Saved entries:
________________________
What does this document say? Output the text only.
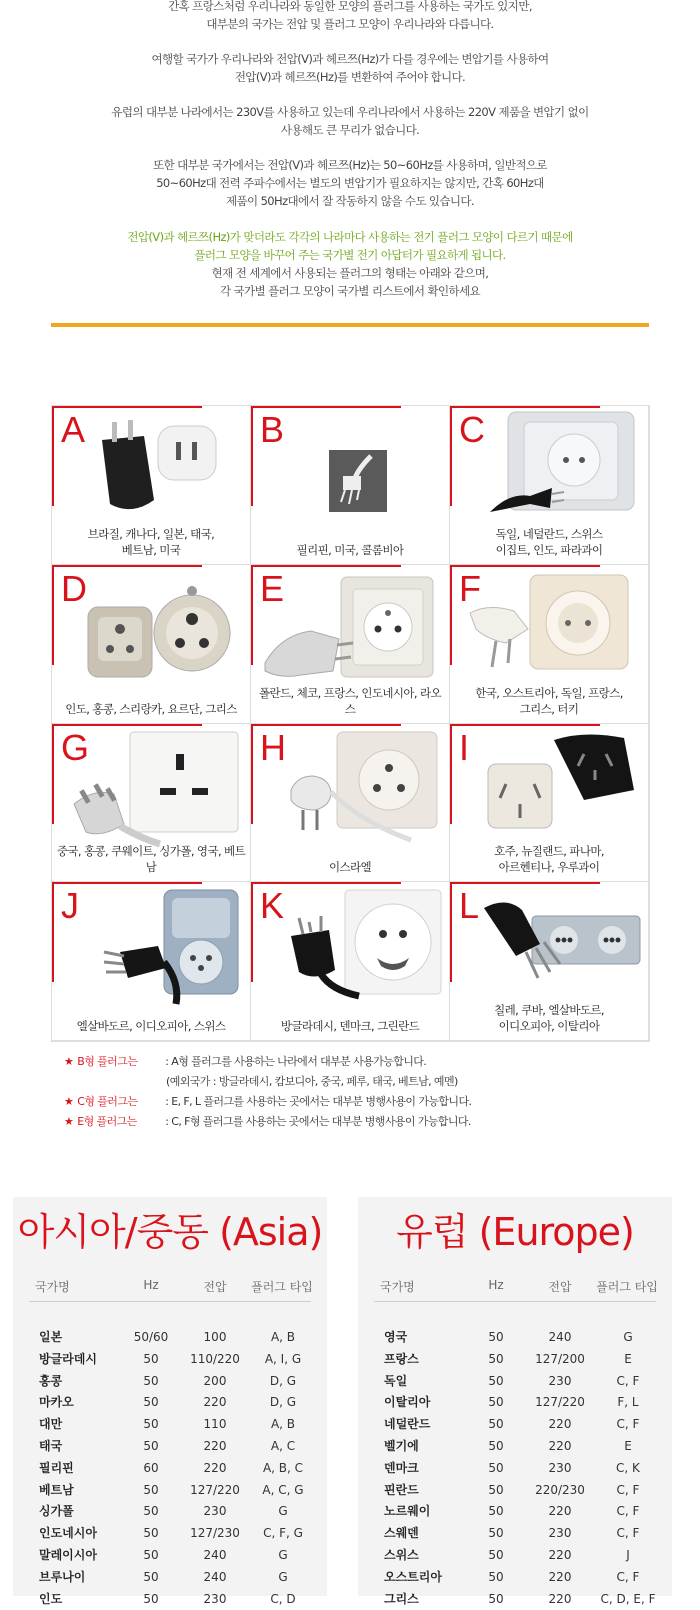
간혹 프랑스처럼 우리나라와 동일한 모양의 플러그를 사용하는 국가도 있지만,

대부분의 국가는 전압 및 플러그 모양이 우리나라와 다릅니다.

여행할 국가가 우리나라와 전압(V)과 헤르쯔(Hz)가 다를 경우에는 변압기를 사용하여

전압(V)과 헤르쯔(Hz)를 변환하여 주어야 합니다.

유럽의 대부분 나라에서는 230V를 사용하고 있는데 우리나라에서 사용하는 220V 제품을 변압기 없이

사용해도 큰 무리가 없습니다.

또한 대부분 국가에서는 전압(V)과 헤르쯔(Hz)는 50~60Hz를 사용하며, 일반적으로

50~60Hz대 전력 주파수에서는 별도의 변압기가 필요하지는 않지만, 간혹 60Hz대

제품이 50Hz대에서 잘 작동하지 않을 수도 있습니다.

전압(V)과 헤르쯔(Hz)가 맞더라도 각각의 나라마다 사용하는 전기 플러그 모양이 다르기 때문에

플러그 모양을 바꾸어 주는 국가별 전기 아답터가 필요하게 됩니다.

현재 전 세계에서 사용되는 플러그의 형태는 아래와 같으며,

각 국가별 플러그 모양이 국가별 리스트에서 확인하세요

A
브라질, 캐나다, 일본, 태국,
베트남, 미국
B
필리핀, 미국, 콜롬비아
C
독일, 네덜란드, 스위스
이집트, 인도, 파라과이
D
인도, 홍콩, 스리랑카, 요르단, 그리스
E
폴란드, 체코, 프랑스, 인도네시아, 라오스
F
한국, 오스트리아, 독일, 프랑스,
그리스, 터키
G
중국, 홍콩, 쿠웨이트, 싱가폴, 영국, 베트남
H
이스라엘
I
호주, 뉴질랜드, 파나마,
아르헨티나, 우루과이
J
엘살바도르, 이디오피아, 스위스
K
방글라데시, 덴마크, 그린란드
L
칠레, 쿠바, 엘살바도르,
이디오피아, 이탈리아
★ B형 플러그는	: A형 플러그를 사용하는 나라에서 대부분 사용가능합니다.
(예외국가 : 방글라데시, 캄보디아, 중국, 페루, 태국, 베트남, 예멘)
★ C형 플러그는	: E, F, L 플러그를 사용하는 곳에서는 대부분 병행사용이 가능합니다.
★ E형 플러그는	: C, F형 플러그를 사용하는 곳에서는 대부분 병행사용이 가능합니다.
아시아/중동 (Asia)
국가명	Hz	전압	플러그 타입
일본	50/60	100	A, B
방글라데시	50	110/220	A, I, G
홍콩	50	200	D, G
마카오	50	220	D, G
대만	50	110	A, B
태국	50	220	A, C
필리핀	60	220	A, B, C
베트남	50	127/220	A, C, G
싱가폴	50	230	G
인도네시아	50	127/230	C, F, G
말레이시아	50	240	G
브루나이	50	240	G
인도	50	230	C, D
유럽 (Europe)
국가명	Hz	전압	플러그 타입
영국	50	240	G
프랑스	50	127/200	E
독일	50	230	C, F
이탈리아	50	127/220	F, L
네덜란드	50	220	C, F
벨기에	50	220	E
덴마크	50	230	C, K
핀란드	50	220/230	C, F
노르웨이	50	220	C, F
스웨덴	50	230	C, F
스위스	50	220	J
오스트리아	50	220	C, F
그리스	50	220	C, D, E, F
________________________
Your task –
Retype every record above exactly as written, but leave out the pictures.

Expected output –
What does this document say? Output the text only.
간혹 프랑스처럼 우리나라와 동일한 모양의 플러그를 사용하는 국가도 있지만,

대부분의 국가는 전압 및 플러그 모양이 우리나라와 다릅니다.

여행할 국가가 우리나라와 전압(V)과 헤르쯔(Hz)가 다를 경우에는 변압기를 사용하여

전압(V)과 헤르쯔(Hz)를 변환하여 주어야 합니다.

유럽의 대부분 나라에서는 230V를 사용하고 있는데 우리나라에서 사용하는 220V 제품을 변압기 없이

사용해도 큰 무리가 없습니다.

또한 대부분 국가에서는 전압(V)과 헤르쯔(Hz)는 50~60Hz를 사용하며, 일반적으로

50~60Hz대 전력 주파수에서는 별도의 변압기가 필요하지는 않지만, 간혹 60Hz대

제품이 50Hz대에서 잘 작동하지 않을 수도 있습니다.

전압(V)과 헤르쯔(Hz)가 맞더라도 각각의 나라마다 사용하는 전기 플러그 모양이 다르기 때문에

플러그 모양을 바꾸어 주는 국가별 전기 아답터가 필요하게 됩니다.

현재 전 세계에서 사용되는 플러그의 형태는 아래와 같으며,

각 국가별 플러그 모양이 국가별 리스트에서 확인하세요

A
브라질, 캐나다, 일본, 태국,
베트남, 미국
B
필리핀, 미국, 콜롬비아
C
독일, 네덜란드, 스위스
이집트, 인도, 파라과이
D
인도, 홍콩, 스리랑카, 요르단, 그리스
E
폴란드, 체코, 프랑스, 인도네시아, 라오스
F
한국, 오스트리아, 독일, 프랑스,
그리스, 터키
G
중국, 홍콩, 쿠웨이트, 싱가폴, 영국, 베트남
H
이스라엘
I
호주, 뉴질랜드, 파나마,
아르헨티나, 우루과이
J
엘살바도르, 이디오피아, 스위스
K
방글라데시, 덴마크, 그린란드
L
칠레, 쿠바, 엘살바도르,
이디오피아, 이탈리아
★ B형 플러그는	: A형 플러그를 사용하는 나라에서 대부분 사용가능합니다.
(예외국가 : 방글라데시, 캄보디아, 중국, 페루, 태국, 베트남, 예멘)
★ C형 플러그는	: E, F, L 플러그를 사용하는 곳에서는 대부분 병행사용이 가능합니다.
★ E형 플러그는	: C, F형 플러그를 사용하는 곳에서는 대부분 병행사용이 가능합니다.
아시아/중동 (Asia)
국가명	Hz	전압	플러그 타입
일본	50/60	100	A, B
방글라데시	50	110/220	A, I, G
홍콩	50	200	D, G
마카오	50	220	D, G
대만	50	110	A, B
태국	50	220	A, C
필리핀	60	220	A, B, C
베트남	50	127/220	A, C, G
싱가폴	50	230	G
인도네시아	50	127/230	C, F, G
말레이시아	50	240	G
브루나이	50	240	G
인도	50	230	C, D
유럽 (Europe)
국가명	Hz	전압	플러그 타입
영국	50	240	G
프랑스	50	127/200	E
독일	50	230	C, F
이탈리아	50	127/220	F, L
네덜란드	50	220	C, F
벨기에	50	220	E
덴마크	50	230	C, K
핀란드	50	220/230	C, F
노르웨이	50	220	C, F
스웨덴	50	230	C, F
스위스	50	220	J
오스트리아	50	220	C, F
그리스	50	220	C, D, E, F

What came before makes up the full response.